Objective: Check each line of the material. Copy those containing "following".

○ ○ ○

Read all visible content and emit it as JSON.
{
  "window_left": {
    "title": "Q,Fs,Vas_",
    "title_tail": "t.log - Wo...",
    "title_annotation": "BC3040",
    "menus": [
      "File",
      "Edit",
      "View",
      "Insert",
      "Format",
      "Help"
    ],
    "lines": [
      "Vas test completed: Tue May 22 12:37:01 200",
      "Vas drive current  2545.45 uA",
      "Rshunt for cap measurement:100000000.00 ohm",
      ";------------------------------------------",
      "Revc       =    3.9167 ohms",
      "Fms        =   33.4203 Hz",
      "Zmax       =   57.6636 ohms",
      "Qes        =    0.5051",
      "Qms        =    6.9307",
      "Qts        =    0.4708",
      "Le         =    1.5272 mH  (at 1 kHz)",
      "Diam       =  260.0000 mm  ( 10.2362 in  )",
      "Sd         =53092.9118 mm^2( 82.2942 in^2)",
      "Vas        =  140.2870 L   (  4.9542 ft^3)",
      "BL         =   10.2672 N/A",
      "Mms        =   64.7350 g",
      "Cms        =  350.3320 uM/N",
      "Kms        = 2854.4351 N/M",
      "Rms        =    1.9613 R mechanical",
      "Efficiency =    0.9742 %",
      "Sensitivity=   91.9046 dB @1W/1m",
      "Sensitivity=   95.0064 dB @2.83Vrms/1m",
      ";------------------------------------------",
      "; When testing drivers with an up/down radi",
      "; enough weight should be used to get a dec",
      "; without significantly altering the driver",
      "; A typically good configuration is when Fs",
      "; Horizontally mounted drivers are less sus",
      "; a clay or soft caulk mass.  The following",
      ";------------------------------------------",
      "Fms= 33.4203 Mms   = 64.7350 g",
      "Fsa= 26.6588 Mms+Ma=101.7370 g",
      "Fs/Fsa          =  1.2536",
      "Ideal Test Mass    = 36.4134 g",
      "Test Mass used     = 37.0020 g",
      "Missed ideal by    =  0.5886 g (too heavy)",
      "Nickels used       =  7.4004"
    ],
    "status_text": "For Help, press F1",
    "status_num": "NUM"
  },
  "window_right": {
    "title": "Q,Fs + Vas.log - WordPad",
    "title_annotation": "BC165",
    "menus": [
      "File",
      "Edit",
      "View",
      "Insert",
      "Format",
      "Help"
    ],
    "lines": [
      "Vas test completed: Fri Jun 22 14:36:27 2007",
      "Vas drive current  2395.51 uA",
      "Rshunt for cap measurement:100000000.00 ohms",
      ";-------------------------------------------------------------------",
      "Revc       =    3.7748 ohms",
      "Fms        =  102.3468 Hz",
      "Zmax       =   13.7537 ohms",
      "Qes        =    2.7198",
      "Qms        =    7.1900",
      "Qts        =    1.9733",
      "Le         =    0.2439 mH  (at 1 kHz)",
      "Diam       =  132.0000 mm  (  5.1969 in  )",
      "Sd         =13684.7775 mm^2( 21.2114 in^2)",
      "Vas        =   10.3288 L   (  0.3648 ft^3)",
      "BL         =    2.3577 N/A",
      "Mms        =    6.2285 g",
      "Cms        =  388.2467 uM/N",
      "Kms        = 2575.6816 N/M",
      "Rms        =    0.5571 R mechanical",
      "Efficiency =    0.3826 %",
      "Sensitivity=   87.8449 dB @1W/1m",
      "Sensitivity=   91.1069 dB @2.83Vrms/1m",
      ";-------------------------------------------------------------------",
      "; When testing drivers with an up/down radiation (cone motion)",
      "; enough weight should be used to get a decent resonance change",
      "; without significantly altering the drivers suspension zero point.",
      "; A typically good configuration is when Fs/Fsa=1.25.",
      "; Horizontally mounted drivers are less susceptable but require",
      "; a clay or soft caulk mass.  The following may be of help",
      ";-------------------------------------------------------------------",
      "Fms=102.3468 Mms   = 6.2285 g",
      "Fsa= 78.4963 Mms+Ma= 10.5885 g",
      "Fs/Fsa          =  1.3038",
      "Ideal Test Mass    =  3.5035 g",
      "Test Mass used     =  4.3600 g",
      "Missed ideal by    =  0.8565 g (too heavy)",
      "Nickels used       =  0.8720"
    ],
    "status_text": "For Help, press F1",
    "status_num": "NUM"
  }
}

○ ○ ○

Solution for this problem:
      "; a clay or soft caulk mass.  The following",
      "; a clay or soft caulk mass.  The following may be of help",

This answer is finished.